[Start Dataset]

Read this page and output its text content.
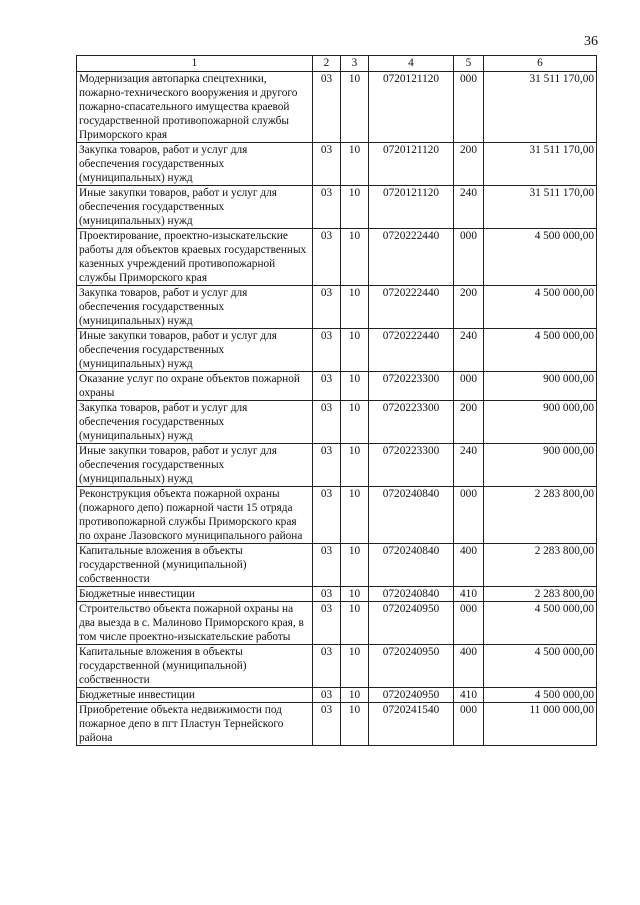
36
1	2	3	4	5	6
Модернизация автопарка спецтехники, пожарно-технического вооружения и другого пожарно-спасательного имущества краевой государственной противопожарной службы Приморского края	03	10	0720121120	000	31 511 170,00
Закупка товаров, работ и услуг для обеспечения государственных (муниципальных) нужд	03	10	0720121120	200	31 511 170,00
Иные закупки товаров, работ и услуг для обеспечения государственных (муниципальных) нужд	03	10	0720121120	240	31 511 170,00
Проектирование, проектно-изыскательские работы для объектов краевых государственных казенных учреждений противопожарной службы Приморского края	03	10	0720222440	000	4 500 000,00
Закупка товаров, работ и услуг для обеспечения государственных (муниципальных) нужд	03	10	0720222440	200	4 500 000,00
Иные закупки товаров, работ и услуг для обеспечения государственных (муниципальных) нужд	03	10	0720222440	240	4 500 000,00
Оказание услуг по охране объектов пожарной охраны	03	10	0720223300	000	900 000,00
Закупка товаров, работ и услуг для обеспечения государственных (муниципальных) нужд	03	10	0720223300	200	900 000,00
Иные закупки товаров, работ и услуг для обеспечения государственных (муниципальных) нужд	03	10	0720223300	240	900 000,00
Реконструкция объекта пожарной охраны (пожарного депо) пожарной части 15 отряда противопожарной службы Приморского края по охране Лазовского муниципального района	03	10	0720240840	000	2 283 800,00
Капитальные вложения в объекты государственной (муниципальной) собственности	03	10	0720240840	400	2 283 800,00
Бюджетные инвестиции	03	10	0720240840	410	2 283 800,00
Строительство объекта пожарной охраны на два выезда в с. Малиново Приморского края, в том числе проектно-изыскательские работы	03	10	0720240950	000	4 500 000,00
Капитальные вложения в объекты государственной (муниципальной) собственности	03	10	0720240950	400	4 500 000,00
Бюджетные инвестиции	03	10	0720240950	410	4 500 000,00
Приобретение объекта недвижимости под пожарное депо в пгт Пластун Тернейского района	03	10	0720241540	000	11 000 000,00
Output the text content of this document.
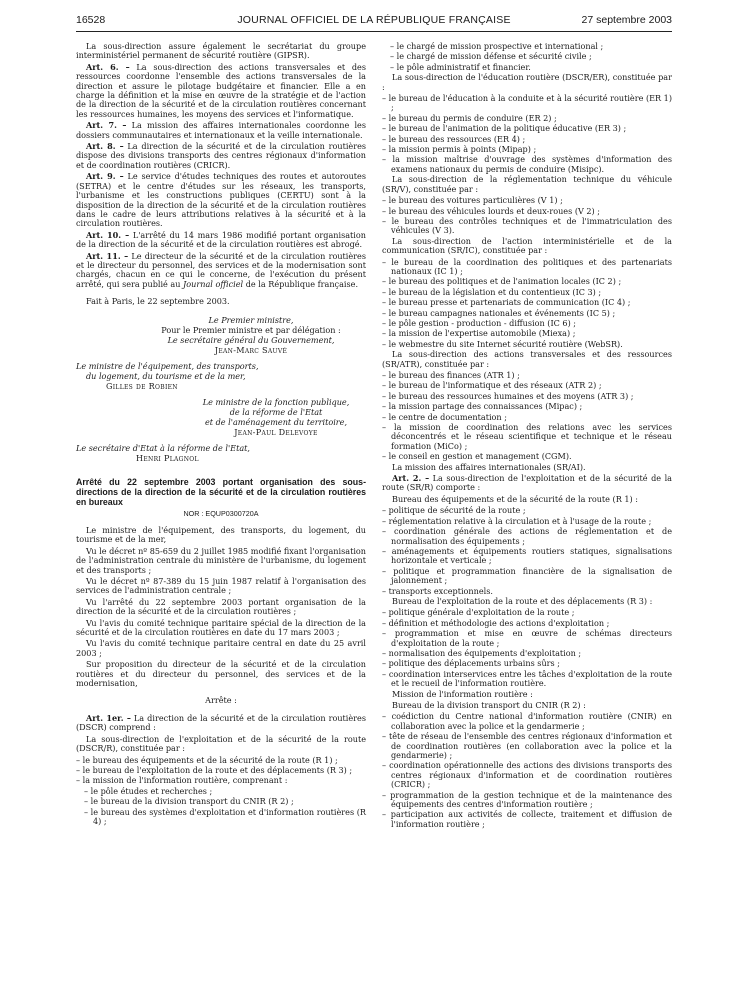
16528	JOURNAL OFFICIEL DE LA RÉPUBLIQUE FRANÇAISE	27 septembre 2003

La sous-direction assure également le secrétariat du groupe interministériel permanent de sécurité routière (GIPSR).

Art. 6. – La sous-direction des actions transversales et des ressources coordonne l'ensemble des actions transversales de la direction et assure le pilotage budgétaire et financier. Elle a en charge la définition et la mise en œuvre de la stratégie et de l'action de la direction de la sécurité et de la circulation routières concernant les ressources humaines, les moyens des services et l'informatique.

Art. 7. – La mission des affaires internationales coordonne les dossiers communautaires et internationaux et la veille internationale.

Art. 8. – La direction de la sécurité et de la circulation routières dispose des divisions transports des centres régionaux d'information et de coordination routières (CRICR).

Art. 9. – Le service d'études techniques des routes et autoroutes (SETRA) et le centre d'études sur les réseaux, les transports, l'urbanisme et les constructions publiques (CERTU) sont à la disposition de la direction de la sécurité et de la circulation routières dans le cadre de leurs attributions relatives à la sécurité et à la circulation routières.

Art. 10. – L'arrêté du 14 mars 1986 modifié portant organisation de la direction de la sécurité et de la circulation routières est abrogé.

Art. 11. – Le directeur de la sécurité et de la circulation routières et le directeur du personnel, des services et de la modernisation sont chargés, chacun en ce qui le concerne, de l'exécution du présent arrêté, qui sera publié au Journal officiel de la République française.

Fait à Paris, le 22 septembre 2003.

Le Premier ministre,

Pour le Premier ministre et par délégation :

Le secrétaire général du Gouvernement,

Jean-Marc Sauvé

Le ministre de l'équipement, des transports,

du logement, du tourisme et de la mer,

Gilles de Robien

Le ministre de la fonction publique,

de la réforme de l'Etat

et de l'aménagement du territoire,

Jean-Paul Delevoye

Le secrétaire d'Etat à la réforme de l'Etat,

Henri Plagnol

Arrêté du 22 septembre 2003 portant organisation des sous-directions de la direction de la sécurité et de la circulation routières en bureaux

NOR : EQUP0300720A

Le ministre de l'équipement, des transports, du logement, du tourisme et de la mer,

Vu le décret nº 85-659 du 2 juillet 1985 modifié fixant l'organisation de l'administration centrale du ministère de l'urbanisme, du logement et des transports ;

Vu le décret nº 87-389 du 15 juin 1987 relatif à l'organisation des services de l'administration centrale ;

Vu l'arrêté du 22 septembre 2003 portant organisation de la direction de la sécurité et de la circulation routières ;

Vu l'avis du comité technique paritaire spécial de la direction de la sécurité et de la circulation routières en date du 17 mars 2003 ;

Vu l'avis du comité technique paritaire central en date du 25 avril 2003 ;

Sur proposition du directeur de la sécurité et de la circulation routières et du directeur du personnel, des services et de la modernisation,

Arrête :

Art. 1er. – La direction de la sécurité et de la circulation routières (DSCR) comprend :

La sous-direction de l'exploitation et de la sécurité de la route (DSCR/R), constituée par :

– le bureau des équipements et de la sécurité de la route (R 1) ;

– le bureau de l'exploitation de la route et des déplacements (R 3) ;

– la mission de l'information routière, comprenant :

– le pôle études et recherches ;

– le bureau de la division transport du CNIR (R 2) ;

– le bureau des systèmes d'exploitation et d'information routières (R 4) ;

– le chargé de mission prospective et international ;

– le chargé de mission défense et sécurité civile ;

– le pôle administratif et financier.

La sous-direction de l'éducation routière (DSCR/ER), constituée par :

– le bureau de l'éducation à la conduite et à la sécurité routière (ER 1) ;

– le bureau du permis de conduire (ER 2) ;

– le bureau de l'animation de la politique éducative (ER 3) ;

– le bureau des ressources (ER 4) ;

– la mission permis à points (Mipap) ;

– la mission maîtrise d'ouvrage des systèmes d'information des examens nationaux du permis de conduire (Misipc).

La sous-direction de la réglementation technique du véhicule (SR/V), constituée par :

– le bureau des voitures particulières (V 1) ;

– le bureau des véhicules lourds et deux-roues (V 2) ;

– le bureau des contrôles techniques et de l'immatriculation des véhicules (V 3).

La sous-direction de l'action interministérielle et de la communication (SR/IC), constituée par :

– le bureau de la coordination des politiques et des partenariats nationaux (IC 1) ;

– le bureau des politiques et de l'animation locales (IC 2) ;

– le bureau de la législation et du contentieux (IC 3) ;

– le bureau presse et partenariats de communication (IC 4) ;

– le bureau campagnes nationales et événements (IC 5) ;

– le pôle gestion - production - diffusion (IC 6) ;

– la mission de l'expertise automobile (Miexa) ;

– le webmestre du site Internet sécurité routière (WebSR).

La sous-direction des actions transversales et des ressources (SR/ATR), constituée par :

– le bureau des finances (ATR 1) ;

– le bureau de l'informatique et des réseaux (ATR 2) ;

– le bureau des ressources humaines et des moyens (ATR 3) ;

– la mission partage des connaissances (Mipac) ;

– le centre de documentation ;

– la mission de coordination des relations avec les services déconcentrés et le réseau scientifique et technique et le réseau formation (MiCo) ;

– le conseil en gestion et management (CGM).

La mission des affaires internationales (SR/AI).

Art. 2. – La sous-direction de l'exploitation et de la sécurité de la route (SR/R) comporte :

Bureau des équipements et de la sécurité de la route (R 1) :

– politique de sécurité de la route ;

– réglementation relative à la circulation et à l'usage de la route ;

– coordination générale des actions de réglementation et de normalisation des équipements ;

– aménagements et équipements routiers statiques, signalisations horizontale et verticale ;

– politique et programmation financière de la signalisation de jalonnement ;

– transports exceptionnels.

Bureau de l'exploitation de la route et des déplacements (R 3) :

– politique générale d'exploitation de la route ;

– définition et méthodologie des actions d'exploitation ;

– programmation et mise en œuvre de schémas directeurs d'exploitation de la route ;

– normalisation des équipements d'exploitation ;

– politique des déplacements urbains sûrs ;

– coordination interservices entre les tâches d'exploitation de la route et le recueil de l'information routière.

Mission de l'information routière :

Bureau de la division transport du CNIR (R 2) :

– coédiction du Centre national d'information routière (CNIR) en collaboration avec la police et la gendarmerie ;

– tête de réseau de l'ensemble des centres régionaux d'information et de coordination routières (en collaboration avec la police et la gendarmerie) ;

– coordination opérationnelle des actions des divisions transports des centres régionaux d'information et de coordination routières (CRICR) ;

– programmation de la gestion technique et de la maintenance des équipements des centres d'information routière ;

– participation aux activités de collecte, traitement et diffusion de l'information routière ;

[End Dataset]
[Start Dataset]

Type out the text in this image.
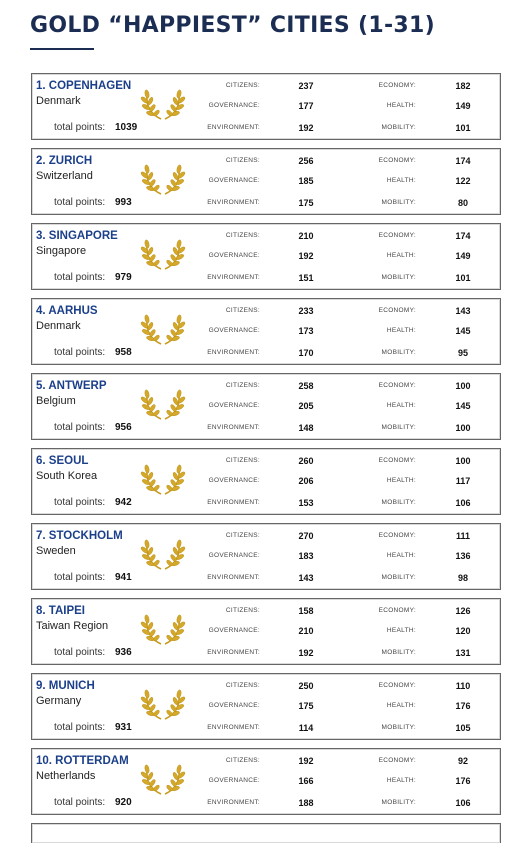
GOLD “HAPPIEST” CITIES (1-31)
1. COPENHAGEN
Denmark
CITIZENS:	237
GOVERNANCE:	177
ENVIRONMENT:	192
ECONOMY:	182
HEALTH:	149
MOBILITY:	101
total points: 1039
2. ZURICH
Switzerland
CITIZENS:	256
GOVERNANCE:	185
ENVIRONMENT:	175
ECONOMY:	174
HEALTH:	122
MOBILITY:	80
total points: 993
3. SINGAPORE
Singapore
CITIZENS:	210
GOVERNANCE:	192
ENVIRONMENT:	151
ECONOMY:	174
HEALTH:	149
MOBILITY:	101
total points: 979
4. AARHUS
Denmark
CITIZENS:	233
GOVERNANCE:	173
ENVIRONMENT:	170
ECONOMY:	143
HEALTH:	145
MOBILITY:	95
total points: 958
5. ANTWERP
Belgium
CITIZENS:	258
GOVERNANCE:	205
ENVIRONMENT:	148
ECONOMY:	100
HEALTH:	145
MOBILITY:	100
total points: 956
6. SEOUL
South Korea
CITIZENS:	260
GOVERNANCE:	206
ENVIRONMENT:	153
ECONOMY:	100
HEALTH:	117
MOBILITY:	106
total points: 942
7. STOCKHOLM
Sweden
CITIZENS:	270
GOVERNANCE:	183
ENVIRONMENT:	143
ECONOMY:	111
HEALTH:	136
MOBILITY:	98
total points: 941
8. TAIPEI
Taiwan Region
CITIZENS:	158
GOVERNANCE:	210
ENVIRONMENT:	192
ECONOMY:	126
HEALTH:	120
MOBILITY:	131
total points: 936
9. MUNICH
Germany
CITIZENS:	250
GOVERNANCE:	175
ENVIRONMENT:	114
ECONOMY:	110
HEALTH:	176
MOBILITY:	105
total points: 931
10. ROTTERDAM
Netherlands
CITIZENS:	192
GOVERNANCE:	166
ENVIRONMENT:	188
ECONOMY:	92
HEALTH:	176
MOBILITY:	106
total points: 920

[End Dataset]

The problem :: Find every line in the records above that contains the word "avis", and copy each one.

Reply to the task ::
Vu l'avis du comité technique paritaire spécial de la direction de la sécurité et de la circulation routières en date du 17 mars 2003 ;
Vu l'avis du comité technique paritaire central en date du 25 avril 2003 ;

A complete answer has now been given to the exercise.